* [WORK REQUIRED]: Copy out every record below, word for word.

* [MATERIAL SUPPLIED]:
•••

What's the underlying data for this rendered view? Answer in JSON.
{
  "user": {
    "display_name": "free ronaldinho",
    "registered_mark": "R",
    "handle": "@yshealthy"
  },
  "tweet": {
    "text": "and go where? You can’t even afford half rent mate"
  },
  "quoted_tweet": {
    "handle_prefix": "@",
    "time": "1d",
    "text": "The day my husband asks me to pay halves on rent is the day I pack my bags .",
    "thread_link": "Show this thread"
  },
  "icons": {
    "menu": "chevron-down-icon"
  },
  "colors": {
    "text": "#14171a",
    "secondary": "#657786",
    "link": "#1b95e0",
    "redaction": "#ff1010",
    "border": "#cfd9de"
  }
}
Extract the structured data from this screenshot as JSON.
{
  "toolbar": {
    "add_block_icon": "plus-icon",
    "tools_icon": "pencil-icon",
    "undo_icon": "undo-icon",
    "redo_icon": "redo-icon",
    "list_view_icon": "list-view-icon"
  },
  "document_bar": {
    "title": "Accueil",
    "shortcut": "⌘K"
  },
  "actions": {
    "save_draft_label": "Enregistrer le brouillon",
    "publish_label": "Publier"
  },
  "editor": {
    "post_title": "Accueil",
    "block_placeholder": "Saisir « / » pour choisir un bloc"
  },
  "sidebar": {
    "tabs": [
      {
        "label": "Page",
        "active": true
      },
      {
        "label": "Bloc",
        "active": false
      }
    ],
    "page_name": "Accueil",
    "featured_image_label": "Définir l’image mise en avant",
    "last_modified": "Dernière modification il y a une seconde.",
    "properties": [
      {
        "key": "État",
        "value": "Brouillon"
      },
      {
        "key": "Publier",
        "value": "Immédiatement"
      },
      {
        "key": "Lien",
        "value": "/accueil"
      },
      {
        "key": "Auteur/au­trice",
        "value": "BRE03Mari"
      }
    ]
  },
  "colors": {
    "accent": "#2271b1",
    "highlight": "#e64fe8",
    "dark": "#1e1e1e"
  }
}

•••

* [FULL SOLUTION]:
What's the underlying data for this rendered view? Answer in JSON.
{
  "user": {
    "display_name": "free ronaldinho",
    "registered_mark": "R",
    "handle": "@yshealthy"
  },
  "tweet": {
    "text": "and go where? You can’t even afford half rent mate"
  },
  "quoted_tweet": {
    "handle_prefix": "@",
    "time": "1d",
    "text": "The day my husband asks me to pay halves on rent is the day I pack my bags .",
    "thread_link": "Show this thread"
  },
  "icons": {
    "menu": "chevron-down-icon"
  },
  "colors": {
    "text": "#14171a",
    "secondary": "#657786",
    "link": "#1b95e0",
    "redaction": "#ff1010",
    "border": "#cfd9de"
  }
}
Extract the structured data from this screenshot as JSON.
{
  "toolbar": {
    "add_block_icon": "plus-icon",
    "tools_icon": "pencil-icon",
    "undo_icon": "undo-icon",
    "redo_icon": "redo-icon",
    "list_view_icon": "list-view-icon"
  },
  "document_bar": {
    "title": "Accueil",
    "shortcut": "⌘K"
  },
  "actions": {
    "save_draft_label": "Enregistrer le brouillon",
    "publish_label": "Publier"
  },
  "editor": {
    "post_title": "Accueil",
    "block_placeholder": "Saisir « / » pour choisir un bloc"
  },
  "sidebar": {
    "tabs": [
      {
        "label": "Page",
        "active": true
      },
      {
        "label": "Bloc",
        "active": false
      }
    ],
    "page_name": "Accueil",
    "featured_image_label": "Définir l’image mise en avant",
    "last_modified": "Dernière modification il y a une seconde.",
    "properties": [
      {
        "key": "État",
        "value": "Brouillon"
      },
      {
        "key": "Publier",
        "value": "Immédiatement"
      },
      {
        "key": "Lien",
        "value": "/accueil"
      },
      {
        "key": "Auteur/au­trice",
        "value": "BRE03Mari"
      }
    ]
  },
  "colors": {
    "accent": "#2271b1",
    "highlight": "#e64fe8",
    "dark": "#1e1e1e"
  }
}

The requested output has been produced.